Directions: Every line of the data must be copied exactly.

Given data:

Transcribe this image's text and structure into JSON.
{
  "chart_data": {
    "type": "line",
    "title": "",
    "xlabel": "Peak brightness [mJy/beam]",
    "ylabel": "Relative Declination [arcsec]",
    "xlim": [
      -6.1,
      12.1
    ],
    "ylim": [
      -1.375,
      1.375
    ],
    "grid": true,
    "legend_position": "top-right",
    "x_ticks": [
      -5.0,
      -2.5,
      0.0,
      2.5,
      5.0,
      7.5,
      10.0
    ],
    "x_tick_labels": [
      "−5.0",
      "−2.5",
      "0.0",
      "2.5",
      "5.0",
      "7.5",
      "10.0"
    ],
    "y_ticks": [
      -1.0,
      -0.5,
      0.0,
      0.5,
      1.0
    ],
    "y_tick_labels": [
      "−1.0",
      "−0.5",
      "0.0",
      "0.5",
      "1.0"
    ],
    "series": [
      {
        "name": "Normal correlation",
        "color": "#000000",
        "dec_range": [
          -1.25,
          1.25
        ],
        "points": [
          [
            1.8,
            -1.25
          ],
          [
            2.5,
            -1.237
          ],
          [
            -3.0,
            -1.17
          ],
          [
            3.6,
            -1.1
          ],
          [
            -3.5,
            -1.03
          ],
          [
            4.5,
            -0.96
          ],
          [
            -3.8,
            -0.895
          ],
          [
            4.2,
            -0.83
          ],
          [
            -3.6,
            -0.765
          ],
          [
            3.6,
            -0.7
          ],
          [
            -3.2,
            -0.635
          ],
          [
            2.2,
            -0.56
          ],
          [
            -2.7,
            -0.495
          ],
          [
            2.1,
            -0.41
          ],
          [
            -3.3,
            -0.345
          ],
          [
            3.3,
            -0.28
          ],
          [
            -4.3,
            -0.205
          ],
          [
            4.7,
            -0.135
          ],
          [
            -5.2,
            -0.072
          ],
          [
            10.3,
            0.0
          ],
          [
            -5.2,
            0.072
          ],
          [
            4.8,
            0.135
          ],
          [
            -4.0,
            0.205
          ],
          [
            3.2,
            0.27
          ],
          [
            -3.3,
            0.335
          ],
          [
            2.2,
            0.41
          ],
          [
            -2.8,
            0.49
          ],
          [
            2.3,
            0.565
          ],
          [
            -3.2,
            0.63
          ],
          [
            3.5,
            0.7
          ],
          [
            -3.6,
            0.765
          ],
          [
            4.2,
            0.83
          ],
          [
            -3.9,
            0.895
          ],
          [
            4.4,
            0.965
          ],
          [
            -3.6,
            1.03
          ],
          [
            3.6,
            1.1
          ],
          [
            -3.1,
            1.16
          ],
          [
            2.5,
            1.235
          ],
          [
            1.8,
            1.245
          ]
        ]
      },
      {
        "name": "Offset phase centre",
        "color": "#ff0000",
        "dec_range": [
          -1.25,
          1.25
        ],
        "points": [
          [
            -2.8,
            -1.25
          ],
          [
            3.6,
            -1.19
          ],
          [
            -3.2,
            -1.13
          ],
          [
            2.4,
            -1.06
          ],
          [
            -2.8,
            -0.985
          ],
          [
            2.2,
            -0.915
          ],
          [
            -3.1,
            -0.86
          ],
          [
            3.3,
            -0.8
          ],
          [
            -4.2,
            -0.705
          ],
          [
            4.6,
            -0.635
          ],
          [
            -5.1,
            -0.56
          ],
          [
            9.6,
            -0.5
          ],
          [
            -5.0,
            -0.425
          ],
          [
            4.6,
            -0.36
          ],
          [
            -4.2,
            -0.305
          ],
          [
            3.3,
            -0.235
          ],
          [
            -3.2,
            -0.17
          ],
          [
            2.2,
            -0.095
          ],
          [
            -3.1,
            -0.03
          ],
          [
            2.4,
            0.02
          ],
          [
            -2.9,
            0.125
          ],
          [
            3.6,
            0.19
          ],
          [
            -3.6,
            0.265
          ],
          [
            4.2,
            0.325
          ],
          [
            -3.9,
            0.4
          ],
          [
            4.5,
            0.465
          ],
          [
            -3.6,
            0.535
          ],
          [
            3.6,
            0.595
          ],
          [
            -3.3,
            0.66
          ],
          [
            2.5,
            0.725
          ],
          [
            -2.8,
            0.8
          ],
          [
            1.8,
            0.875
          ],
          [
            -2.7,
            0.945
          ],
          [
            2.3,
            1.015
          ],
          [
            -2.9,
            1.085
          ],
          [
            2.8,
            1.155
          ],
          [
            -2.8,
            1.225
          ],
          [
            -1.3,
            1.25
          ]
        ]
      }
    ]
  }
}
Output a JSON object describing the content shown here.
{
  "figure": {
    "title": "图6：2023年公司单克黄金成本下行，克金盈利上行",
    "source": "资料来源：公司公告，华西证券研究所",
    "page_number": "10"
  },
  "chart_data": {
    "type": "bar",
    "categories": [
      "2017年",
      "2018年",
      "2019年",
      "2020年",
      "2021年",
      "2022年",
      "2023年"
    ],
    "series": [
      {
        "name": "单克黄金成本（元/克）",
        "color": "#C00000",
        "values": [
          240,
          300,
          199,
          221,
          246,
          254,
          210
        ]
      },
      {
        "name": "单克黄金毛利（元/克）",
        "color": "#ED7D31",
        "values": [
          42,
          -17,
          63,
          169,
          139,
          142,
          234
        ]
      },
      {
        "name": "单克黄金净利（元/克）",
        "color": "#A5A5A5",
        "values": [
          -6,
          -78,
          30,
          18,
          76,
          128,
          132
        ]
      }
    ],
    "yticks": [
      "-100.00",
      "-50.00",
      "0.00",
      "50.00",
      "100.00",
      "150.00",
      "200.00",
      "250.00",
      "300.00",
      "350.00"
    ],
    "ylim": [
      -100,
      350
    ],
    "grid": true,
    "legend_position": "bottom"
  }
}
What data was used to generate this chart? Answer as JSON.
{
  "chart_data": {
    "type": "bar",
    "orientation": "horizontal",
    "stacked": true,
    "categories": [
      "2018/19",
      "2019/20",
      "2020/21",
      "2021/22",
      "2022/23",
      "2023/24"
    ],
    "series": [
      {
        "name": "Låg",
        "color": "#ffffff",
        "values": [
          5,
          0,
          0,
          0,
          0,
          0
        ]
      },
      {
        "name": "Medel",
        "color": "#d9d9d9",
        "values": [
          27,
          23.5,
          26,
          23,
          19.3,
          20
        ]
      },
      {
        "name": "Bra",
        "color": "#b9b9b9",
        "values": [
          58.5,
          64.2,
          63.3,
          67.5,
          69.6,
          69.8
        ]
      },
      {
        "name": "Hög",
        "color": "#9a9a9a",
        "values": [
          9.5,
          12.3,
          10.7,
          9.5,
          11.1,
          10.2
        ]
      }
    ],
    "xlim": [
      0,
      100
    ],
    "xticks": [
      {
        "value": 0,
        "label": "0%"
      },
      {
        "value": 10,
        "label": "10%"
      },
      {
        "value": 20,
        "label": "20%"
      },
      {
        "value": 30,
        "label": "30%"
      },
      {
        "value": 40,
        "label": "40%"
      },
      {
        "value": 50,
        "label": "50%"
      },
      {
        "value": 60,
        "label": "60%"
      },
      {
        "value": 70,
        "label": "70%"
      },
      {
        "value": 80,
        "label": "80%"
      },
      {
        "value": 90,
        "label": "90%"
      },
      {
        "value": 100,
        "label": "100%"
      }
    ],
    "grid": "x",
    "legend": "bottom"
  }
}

Exercise result:
Transcribe this image's text and structure into JSON.
{
  "chart_data": {
    "type": "line",
    "title": "",
    "xlabel": "Peak brightness [mJy/beam]",
    "ylabel": "Relative Declination [arcsec]",
    "xlim": [
      -6.1,
      12.1
    ],
    "ylim": [
      -1.375,
      1.375
    ],
    "grid": true,
    "legend_position": "top-right",
    "x_ticks": [
      -5.0,
      -2.5,
      0.0,
      2.5,
      5.0,
      7.5,
      10.0
    ],
    "x_tick_labels": [
      "−5.0",
      "−2.5",
      "0.0",
      "2.5",
      "5.0",
      "7.5",
      "10.0"
    ],
    "y_ticks": [
      -1.0,
      -0.5,
      0.0,
      0.5,
      1.0
    ],
    "y_tick_labels": [
      "−1.0",
      "−0.5",
      "0.0",
      "0.5",
      "1.0"
    ],
    "series": [
      {
        "name": "Normal correlation",
        "color": "#000000",
        "dec_range": [
          -1.25,
          1.25
        ],
        "points": [
          [
            1.8,
            -1.25
          ],
          [
            2.5,
            -1.237
          ],
          [
            -3.0,
            -1.17
          ],
          [
            3.6,
            -1.1
          ],
          [
            -3.5,
            -1.03
          ],
          [
            4.5,
            -0.96
          ],
          [
            -3.8,
            -0.895
          ],
          [
            4.2,
            -0.83
          ],
          [
            -3.6,
            -0.765
          ],
          [
            3.6,
            -0.7
          ],
          [
            -3.2,
            -0.635
          ],
          [
            2.2,
            -0.56
          ],
          [
            -2.7,
            -0.495
          ],
          [
            2.1,
            -0.41
          ],
          [
            -3.3,
            -0.345
          ],
          [
            3.3,
            -0.28
          ],
          [
            -4.3,
            -0.205
          ],
          [
            4.7,
            -0.135
          ],
          [
            -5.2,
            -0.072
          ],
          [
            10.3,
            0.0
          ],
          [
            -5.2,
            0.072
          ],
          [
            4.8,
            0.135
          ],
          [
            -4.0,
            0.205
          ],
          [
            3.2,
            0.27
          ],
          [
            -3.3,
            0.335
          ],
          [
            2.2,
            0.41
          ],
          [
            -2.8,
            0.49
          ],
          [
            2.3,
            0.565
          ],
          [
            -3.2,
            0.63
          ],
          [
            3.5,
            0.7
          ],
          [
            -3.6,
            0.765
          ],
          [
            4.2,
            0.83
          ],
          [
            -3.9,
            0.895
          ],
          [
            4.4,
            0.965
          ],
          [
            -3.6,
            1.03
          ],
          [
            3.6,
            1.1
          ],
          [
            -3.1,
            1.16
          ],
          [
            2.5,
            1.235
          ],
          [
            1.8,
            1.245
          ]
        ]
      },
      {
        "name": "Offset phase centre",
        "color": "#ff0000",
        "dec_range": [
          -1.25,
          1.25
        ],
        "points": [
          [
            -2.8,
            -1.25
          ],
          [
            3.6,
            -1.19
          ],
          [
            -3.2,
            -1.13
          ],
          [
            2.4,
            -1.06
          ],
          [
            -2.8,
            -0.985
          ],
          [
            2.2,
            -0.915
          ],
          [
            -3.1,
            -0.86
          ],
          [
            3.3,
            -0.8
          ],
          [
            -4.2,
            -0.705
          ],
          [
            4.6,
            -0.635
          ],
          [
            -5.1,
            -0.56
          ],
          [
            9.6,
            -0.5
          ],
          [
            -5.0,
            -0.425
          ],
          [
            4.6,
            -0.36
          ],
          [
            -4.2,
            -0.305
          ],
          [
            3.3,
            -0.235
          ],
          [
            -3.2,
            -0.17
          ],
          [
            2.2,
            -0.095
          ],
          [
            -3.1,
            -0.03
          ],
          [
            2.4,
            0.02
          ],
          [
            -2.9,
            0.125
          ],
          [
            3.6,
            0.19
          ],
          [
            -3.6,
            0.265
          ],
          [
            4.2,
            0.325
          ],
          [
            -3.9,
            0.4
          ],
          [
            4.5,
            0.465
          ],
          [
            -3.6,
            0.535
          ],
          [
            3.6,
            0.595
          ],
          [
            -3.3,
            0.66
          ],
          [
            2.5,
            0.725
          ],
          [
            -2.8,
            0.8
          ],
          [
            1.8,
            0.875
          ],
          [
            -2.7,
            0.945
          ],
          [
            2.3,
            1.015
          ],
          [
            -2.9,
            1.085
          ],
          [
            2.8,
            1.155
          ],
          [
            -2.8,
            1.225
          ],
          [
            -1.3,
            1.25
          ]
        ]
      }
    ]
  }
}
Output a JSON object describing the content shown here.
{
  "figure": {
    "title": "图6：2023年公司单克黄金成本下行，克金盈利上行",
    "source": "资料来源：公司公告，华西证券研究所",
    "page_number": "10"
  },
  "chart_data": {
    "type": "bar",
    "categories": [
      "2017年",
      "2018年",
      "2019年",
      "2020年",
      "2021年",
      "2022年",
      "2023年"
    ],
    "series": [
      {
        "name": "单克黄金成本（元/克）",
        "color": "#C00000",
        "values": [
          240,
          300,
          199,
          221,
          246,
          254,
          210
        ]
      },
      {
        "name": "单克黄金毛利（元/克）",
        "color": "#ED7D31",
        "values": [
          42,
          -17,
          63,
          169,
          139,
          142,
          234
        ]
      },
      {
        "name": "单克黄金净利（元/克）",
        "color": "#A5A5A5",
        "values": [
          -6,
          -78,
          30,
          18,
          76,
          128,
          132
        ]
      }
    ],
    "yticks": [
      "-100.00",
      "-50.00",
      "0.00",
      "50.00",
      "100.00",
      "150.00",
      "200.00",
      "250.00",
      "300.00",
      "350.00"
    ],
    "ylim": [
      -100,
      350
    ],
    "grid": true,
    "legend_position": "bottom"
  }
}
What data was used to generate this chart? Answer as JSON.
{
  "chart_data": {
    "type": "bar",
    "orientation": "horizontal",
    "stacked": true,
    "categories": [
      "2018/19",
      "2019/20",
      "2020/21",
      "2021/22",
      "2022/23",
      "2023/24"
    ],
    "series": [
      {
        "name": "Låg",
        "color": "#ffffff",
        "values": [
          5,
          0,
          0,
          0,
          0,
          0
        ]
      },
      {
        "name": "Medel",
        "color": "#d9d9d9",
        "values": [
          27,
          23.5,
          26,
          23,
          19.3,
          20
        ]
      },
      {
        "name": "Bra",
        "color": "#b9b9b9",
        "values": [
          58.5,
          64.2,
          63.3,
          67.5,
          69.6,
          69.8
        ]
      },
      {
        "name": "Hög",
        "color": "#9a9a9a",
        "values": [
          9.5,
          12.3,
          10.7,
          9.5,
          11.1,
          10.2
        ]
      }
    ],
    "xlim": [
      0,
      100
    ],
    "xticks": [
      {
        "value": 0,
        "label": "0%"
      },
      {
        "value": 10,
        "label": "10%"
      },
      {
        "value": 20,
        "label": "20%"
      },
      {
        "value": 30,
        "label": "30%"
      },
      {
        "value": 40,
        "label": "40%"
      },
      {
        "value": 50,
        "label": "50%"
      },
      {
        "value": 60,
        "label": "60%"
      },
      {
        "value": 70,
        "label": "70%"
      },
      {
        "value": 80,
        "label": "80%"
      },
      {
        "value": 90,
        "label": "90%"
      },
      {
        "value": 100,
        "label": "100%"
      }
    ],
    "grid": "x",
    "legend": "bottom"
  }
}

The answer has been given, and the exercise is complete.